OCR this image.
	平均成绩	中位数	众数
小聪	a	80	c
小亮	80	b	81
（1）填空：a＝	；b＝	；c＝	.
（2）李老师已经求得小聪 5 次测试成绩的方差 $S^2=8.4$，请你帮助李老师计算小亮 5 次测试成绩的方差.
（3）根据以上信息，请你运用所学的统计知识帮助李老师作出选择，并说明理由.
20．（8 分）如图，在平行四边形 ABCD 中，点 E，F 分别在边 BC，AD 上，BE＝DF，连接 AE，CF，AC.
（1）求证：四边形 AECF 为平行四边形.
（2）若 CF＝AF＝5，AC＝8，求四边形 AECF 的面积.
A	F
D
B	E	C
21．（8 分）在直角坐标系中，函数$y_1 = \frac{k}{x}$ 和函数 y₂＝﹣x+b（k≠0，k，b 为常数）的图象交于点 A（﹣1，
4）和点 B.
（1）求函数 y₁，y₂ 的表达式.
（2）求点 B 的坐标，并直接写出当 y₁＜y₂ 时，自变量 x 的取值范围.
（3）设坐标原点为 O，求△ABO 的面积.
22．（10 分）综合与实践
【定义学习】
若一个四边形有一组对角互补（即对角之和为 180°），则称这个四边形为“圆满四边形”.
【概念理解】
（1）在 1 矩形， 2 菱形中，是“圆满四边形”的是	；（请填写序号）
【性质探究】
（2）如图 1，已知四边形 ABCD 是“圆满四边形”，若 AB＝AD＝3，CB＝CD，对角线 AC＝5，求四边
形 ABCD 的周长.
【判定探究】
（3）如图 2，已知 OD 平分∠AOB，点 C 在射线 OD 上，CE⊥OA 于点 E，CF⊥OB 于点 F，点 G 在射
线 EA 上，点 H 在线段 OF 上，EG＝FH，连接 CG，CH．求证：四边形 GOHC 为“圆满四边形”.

+++

■ **Task objective**
Repeat each record exactly, leaving nothing out.

■ **The reply**
OCR this image.
	平均成绩	中位数	众数
小聪	a	80	c
小亮	80	b	81
（1）填空：a＝	；b＝	；c＝	.
（2）李老师已经求得小聪 5 次测试成绩的方差 $S^2=8.4$，请你帮助李老师计算小亮 5 次测试成绩的方差.
（3）根据以上信息，请你运用所学的统计知识帮助李老师作出选择，并说明理由.
20．（8 分）如图，在平行四边形 ABCD 中，点 E，F 分别在边 BC，AD 上，BE＝DF，连接 AE，CF，AC.
（1）求证：四边形 AECF 为平行四边形.
（2）若 CF＝AF＝5，AC＝8，求四边形 AECF 的面积.
A	F
D
B	E	C
21．（8 分）在直角坐标系中，函数$y_1 = \frac{k}{x}$ 和函数 y₂＝﹣x+b（k≠0，k，b 为常数）的图象交于点 A（﹣1，
4）和点 B.
（1）求函数 y₁，y₂ 的表达式.
（2）求点 B 的坐标，并直接写出当 y₁＜y₂ 时，自变量 x 的取值范围.
（3）设坐标原点为 O，求△ABO 的面积.
22．（10 分）综合与实践
【定义学习】
若一个四边形有一组对角互补（即对角之和为 180°），则称这个四边形为“圆满四边形”.
【概念理解】
（1）在 1 矩形， 2 菱形中，是“圆满四边形”的是	；（请填写序号）
【性质探究】
（2）如图 1，已知四边形 ABCD 是“圆满四边形”，若 AB＝AD＝3，CB＝CD，对角线 AC＝5，求四边
形 ABCD 的周长.
【判定探究】
（3）如图 2，已知 OD 平分∠AOB，点 C 在射线 OD 上，CE⊥OA 于点 E，CF⊥OB 于点 F，点 G 在射
线 EA 上，点 H 在线段 OF 上，EG＝FH，连接 CG，CH．求证：四边形 GOHC 为“圆满四边形”.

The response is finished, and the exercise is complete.